Stored data entries:
== == ==
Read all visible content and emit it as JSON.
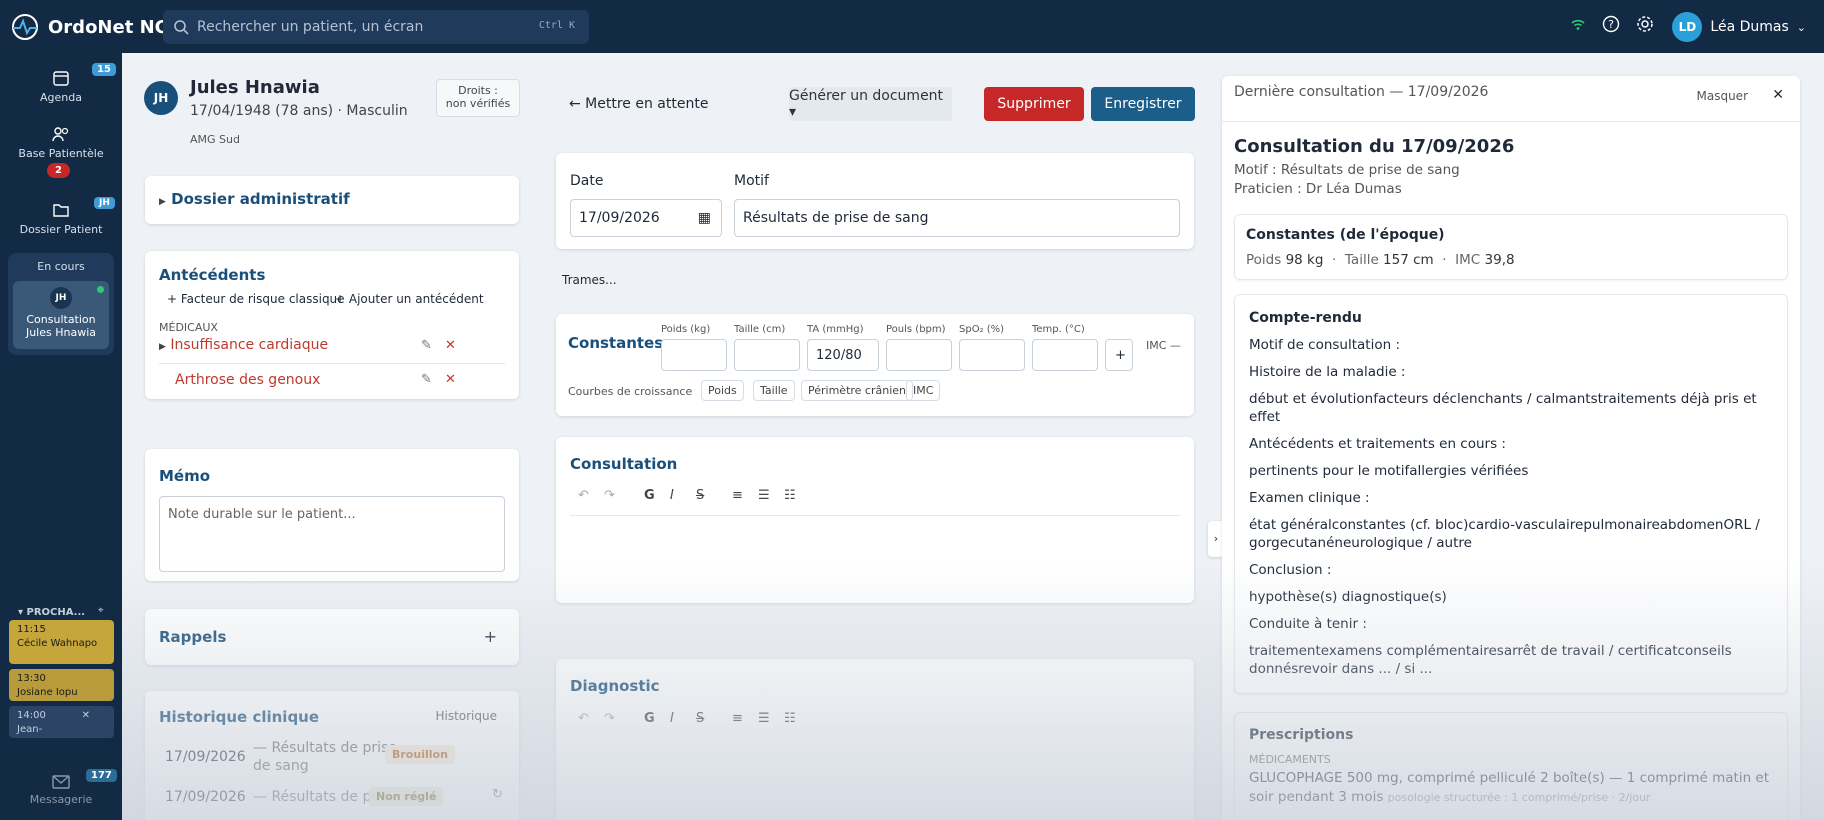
{
  "app": {
    "title": "OrdoNet NC",
    "search_placeholder": "Rechercher un patient, un écran",
    "search_kbd": "Ctrl K",
    "user_initials": "LD",
    "user_name": "Léa Dumas"
  },
  "sidebar": {
    "agenda": "Agenda",
    "agenda_badge": "15",
    "base": "Base Patientèle",
    "base_badge": "2",
    "dossier": "Dossier Patient",
    "dossier_badge": "JH",
    "en_cours": "En cours",
    "current_initials": "JH",
    "current_label1": "Consultation",
    "current_label2": "Jules Hnawia",
    "next_title": "▾ PROCHA...",
    "appointments": [
      {
        "time": "11:15",
        "name": "Cécile Wahnapo"
      },
      {
        "time": "13:30",
        "name": "Josiane Iopu"
      },
      {
        "time": "14:00",
        "name": "Jean-"
      }
    ],
    "messagerie": "Messagerie",
    "messagerie_badge": "177"
  },
  "patient": {
    "initials": "JH",
    "name": "Jules Hnawia",
    "dob": "17/04/1948 (78 ans) · Masculin",
    "coverage": "AMG Sud",
    "rights_label": "Droits :",
    "rights_value": "non vérifiés"
  },
  "left": {
    "dossier_admin": "Dossier administratif",
    "antecedents_title": "Antécédents",
    "add_risk": "+ Facteur de risque classique",
    "add_ante": "+ Ajouter un antécédent",
    "medicaux": "MÉDICAUX",
    "ante1": "Insuffisance cardiaque",
    "ante2": "Arthrose des genoux",
    "memo_title": "Mémo",
    "memo_placeholder": "Note durable sur le patient...",
    "rappels": "Rappels",
    "historique_title": "Historique clinique",
    "historique_link": "Historique",
    "hist": [
      {
        "date": "17/09/2026",
        "text": "— Résultats de prise de sang",
        "status": "Brouillon"
      },
      {
        "date": "17/09/2026",
        "text": "— Résultats de pri...",
        "status": "Non réglé"
      }
    ]
  },
  "center": {
    "hold": "← Mettre en attente",
    "generate": "Générer un document ▾",
    "delete": "Supprimer",
    "save": "Enregistrer",
    "date_label": "Date",
    "date_value": "17/09/2026",
    "motif_label": "Motif",
    "motif_value": "Résultats de prise de sang",
    "trames": "Trames...",
    "constantes_title": "Constantes",
    "const_labels": [
      "Poids (kg)",
      "Taille (cm)",
      "TA (mmHg)",
      "Pouls (bpm)",
      "SpO₂ (%)",
      "Temp. (°C)"
    ],
    "ta_value": "120/80",
    "imc": "IMC —",
    "courbes": "Courbes de croissance",
    "curves": [
      "Poids",
      "Taille",
      "Périmètre crânien",
      "IMC"
    ],
    "consultation_title": "Consultation",
    "diagnostic_title": "Diagnostic"
  },
  "right": {
    "header": "Dernière consultation — 17/09/2026",
    "hide": "Masquer",
    "title": "Consultation du 17/09/2026",
    "motif": "Motif : Résultats de prise de sang",
    "praticien": "Praticien : Dr Léa Dumas",
    "const_title": "Constantes (de l'époque)",
    "poids_label": "Poids",
    "poids": "98 kg",
    "taille_label": "Taille",
    "taille": "157 cm",
    "imc_label": "IMC",
    "imc": "39,8",
    "cr_title": "Compte-rendu",
    "cr_lines": [
      "Motif de consultation :",
      "Histoire de la maladie :",
      "début et évolutionfacteurs déclenchants / calmantstraitements déjà pris et effet",
      "Antécédents et traitements en cours :",
      "pertinents pour le motifallergies vérifiées",
      "Examen clinique :",
      "état généralconstantes (cf. bloc)cardio-vasculairepulmonaireabdomenORL / gorgecutanéneurologique / autre",
      "Conclusion :",
      "hypothèse(s) diagnostique(s)",
      "Conduite à tenir :",
      "traitementexamens complémentairesarrêt de travail / certificatconseils donnésrevoir dans ... / si ..."
    ],
    "presc_title": "Prescriptions",
    "medicaments": "MÉDICAMENTS",
    "presc_line": "GLUCOPHAGE 500 mg, comprimé pelliculé 2 boîte(s) — 1 comprimé matin et soir pendant 3 mois",
    "presc_note": "posologie structurée : 1 comprimé/prise · 2/jour"
  }
}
== == ==
Short task:
Strip out the pictures and quote the remaining data word for word.

The output:
Read all visible content and emit it as JSON.
{
  "app": {
    "title": "OrdoNet NC",
    "search_placeholder": "Rechercher un patient, un écran",
    "search_kbd": "Ctrl K",
    "user_initials": "LD",
    "user_name": "Léa Dumas"
  },
  "sidebar": {
    "agenda": "Agenda",
    "agenda_badge": "15",
    "base": "Base Patientèle",
    "base_badge": "2",
    "dossier": "Dossier Patient",
    "dossier_badge": "JH",
    "en_cours": "En cours",
    "current_initials": "JH",
    "current_label1": "Consultation",
    "current_label2": "Jules Hnawia",
    "next_title": "▾ PROCHA...",
    "appointments": [
      {
        "time": "11:15",
        "name": "Cécile Wahnapo"
      },
      {
        "time": "13:30",
        "name": "Josiane Iopu"
      },
      {
        "time": "14:00",
        "name": "Jean-"
      }
    ],
    "messagerie": "Messagerie",
    "messagerie_badge": "177"
  },
  "patient": {
    "initials": "JH",
    "name": "Jules Hnawia",
    "dob": "17/04/1948 (78 ans) · Masculin",
    "coverage": "AMG Sud",
    "rights_label": "Droits :",
    "rights_value": "non vérifiés"
  },
  "left": {
    "dossier_admin": "Dossier administratif",
    "antecedents_title": "Antécédents",
    "add_risk": "+ Facteur de risque classique",
    "add_ante": "+ Ajouter un antécédent",
    "medicaux": "MÉDICAUX",
    "ante1": "Insuffisance cardiaque",
    "ante2": "Arthrose des genoux",
    "memo_title": "Mémo",
    "memo_placeholder": "Note durable sur le patient...",
    "rappels": "Rappels",
    "historique_title": "Historique clinique",
    "historique_link": "Historique",
    "hist": [
      {
        "date": "17/09/2026",
        "text": "— Résultats de prise de sang",
        "status": "Brouillon"
      },
      {
        "date": "17/09/2026",
        "text": "— Résultats de pri...",
        "status": "Non réglé"
      }
    ]
  },
  "center": {
    "hold": "← Mettre en attente",
    "generate": "Générer un document ▾",
    "delete": "Supprimer",
    "save": "Enregistrer",
    "date_label": "Date",
    "date_value": "17/09/2026",
    "motif_label": "Motif",
    "motif_value": "Résultats de prise de sang",
    "trames": "Trames...",
    "constantes_title": "Constantes",
    "const_labels": [
      "Poids (kg)",
      "Taille (cm)",
      "TA (mmHg)",
      "Pouls (bpm)",
      "SpO₂ (%)",
      "Temp. (°C)"
    ],
    "ta_value": "120/80",
    "imc": "IMC —",
    "courbes": "Courbes de croissance",
    "curves": [
      "Poids",
      "Taille",
      "Périmètre crânien",
      "IMC"
    ],
    "consultation_title": "Consultation",
    "diagnostic_title": "Diagnostic"
  },
  "right": {
    "header": "Dernière consultation — 17/09/2026",
    "hide": "Masquer",
    "title": "Consultation du 17/09/2026",
    "motif": "Motif : Résultats de prise de sang",
    "praticien": "Praticien : Dr Léa Dumas",
    "const_title": "Constantes (de l'époque)",
    "poids_label": "Poids",
    "poids": "98 kg",
    "taille_label": "Taille",
    "taille": "157 cm",
    "imc_label": "IMC",
    "imc": "39,8",
    "cr_title": "Compte-rendu",
    "cr_lines": [
      "Motif de consultation :",
      "Histoire de la maladie :",
      "début et évolutionfacteurs déclenchants / calmantstraitements déjà pris et effet",
      "Antécédents et traitements en cours :",
      "pertinents pour le motifallergies vérifiées",
      "Examen clinique :",
      "état généralconstantes (cf. bloc)cardio-vasculairepulmonaireabdomenORL / gorgecutanéneurologique / autre",
      "Conclusion :",
      "hypothèse(s) diagnostique(s)",
      "Conduite à tenir :",
      "traitementexamens complémentairesarrêt de travail / certificatconseils donnésrevoir dans ... / si ..."
    ],
    "presc_title": "Prescriptions",
    "medicaments": "MÉDICAMENTS",
    "presc_line": "GLUCOPHAGE 500 mg, comprimé pelliculé 2 boîte(s) — 1 comprimé matin et soir pendant 3 mois",
    "presc_note": "posologie structurée : 1 comprimé/prise · 2/jour"
  }
}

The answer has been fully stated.